Objective —
Search the data for the word "text" and copy every line where it occurs.

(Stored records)
:::

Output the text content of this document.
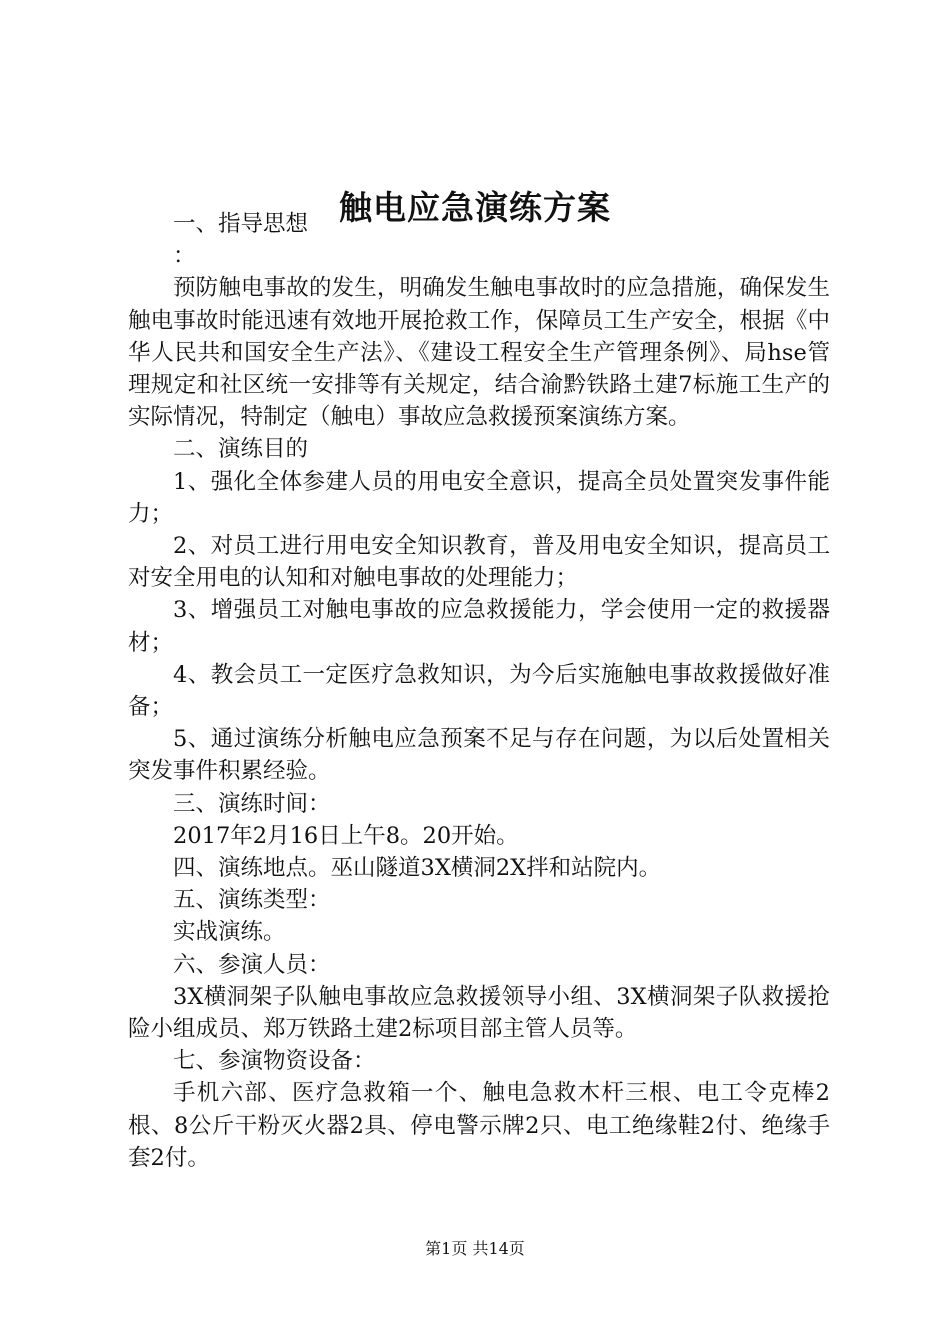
触电应急演练方案

一、指导思想

：

预防触电事故的发生，明确发生触电事故时的应急措施，确保发生触电事故时能迅速有效地开展抢救工作，保障员工生产安全，根据《中华人民共和国安全生产法》、《建设工程安全生产管理条例》、局hse管理规定和社区统一安排等有关规定，结合渝黔铁路土建7标施工生产的实际情况，特制定（触电）事故应急救援预案演练方案。

二、演练目的

1、强化全体参建人员的用电安全意识，提高全员处置突发事件能力；

2、对员工进行用电安全知识教育，普及用电安全知识，提高员工对安全用电的认知和对触电事故的处理能力；

3、增强员工对触电事故的应急救援能力，学会使用一定的救援器材；

4、教会员工一定医疗急救知识，为今后实施触电事故救援做好准备；

5、通过演练分析触电应急预案不足与存在问题，为以后处置相关突发事件积累经验。

三、演练时间：

2017年2月16日上午8。20开始。

四、演练地点。巫山隧道3X横洞2X拌和站院内。

五、演练类型：

实战演练。

六、参演人员：

3X横洞架子队触电事故应急救援领导小组、3X横洞架子队救援抢险小组成员、郑万铁路土建2标项目部主管人员等。

七、参演物资设备：

手机六部、医疗急救箱一个、触电急救木杆三根、电工令克棒2根、8公斤干粉灭火器2具、停电警示牌2只、电工绝缘鞋2付、绝缘手套2付。

第1页 共14页
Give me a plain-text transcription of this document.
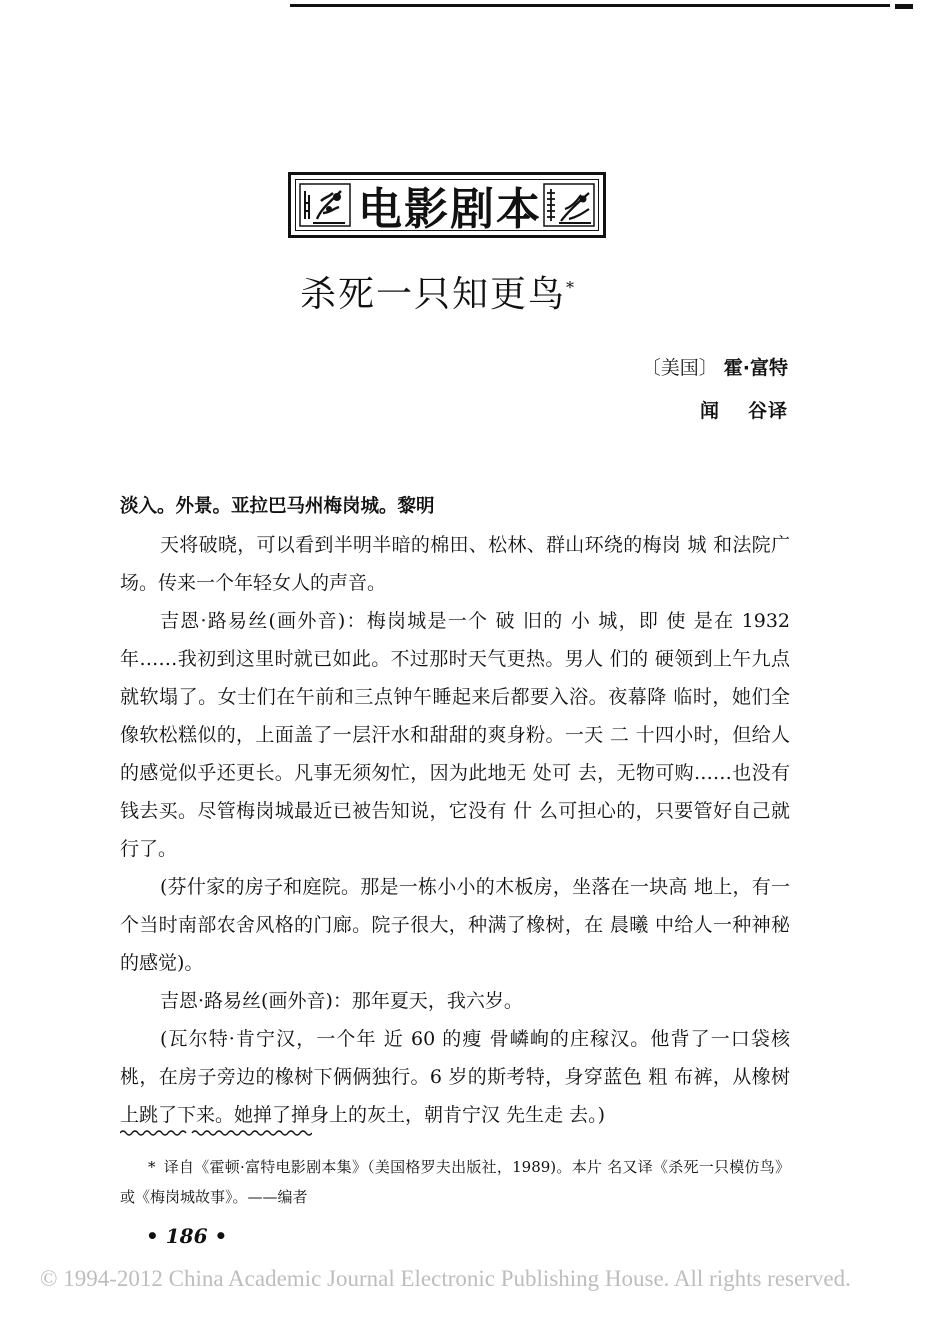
电影剧本
杀死一只知更鸟*
〔美国〕 霍·富特
闻 谷译

淡入。外景。亚拉巴马州梅岗城。黎明

天将破晓，可以看到半明半暗的棉田、松林、群山环绕的梅岗 城 和法院广场。传来一个年轻女人的声音。

吉恩·路易丝(画外音)：梅岗城是一个 破 旧的 小 城，即 使 是在 1932 年……我初到这里时就已如此。不过那时天气更热。男人 们的 硬领到上午九点就软塌了。女士们在午前和三点钟午睡起来后都要入浴。夜幕降 临时，她们全像软松糕似的，上面盖了一层汗水和甜甜的爽身粉。一天 二 十四小时，但给人的感觉似乎还更长。凡事无须匆忙，因为此地无 处可 去，无物可购……也没有钱去买。尽管梅岗城最近已被告知说，它没有 什 么可担心的，只要管好自己就行了。

(芬什家的房子和庭院。那是一栋小小的木板房，坐落在一块高 地上，有一个当时南部农舍风格的门廊。院子很大，种满了橡树，在 晨曦 中给人一种神秘的感觉)。

吉恩·路易丝(画外音)：那年夏天，我六岁。

(瓦尔特·肯宁汉，一个年 近 60 的瘦 骨嶙峋的庄稼汉。他背了一口袋核桃，在房子旁边的橡树下俩俩独行。6 岁的斯考特，身穿蓝色 粗 布裤，从橡树上跳了下来。她掸了掸身上的灰土，朝肯宁汉 先生走 去。)

* 译自《霍顿·富特电影剧本集》（美国格罗夫出版社，1989)。本片 名又译《杀死一只模仿鸟》或《梅岗城故事》。——编者
• 186 •
© 1994-2012 China Academic Journal Electronic Publishing House. All rights reserved.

:::

Answer to the problem —
Output the text content of this document.
Give me a plain-text transcription of this document.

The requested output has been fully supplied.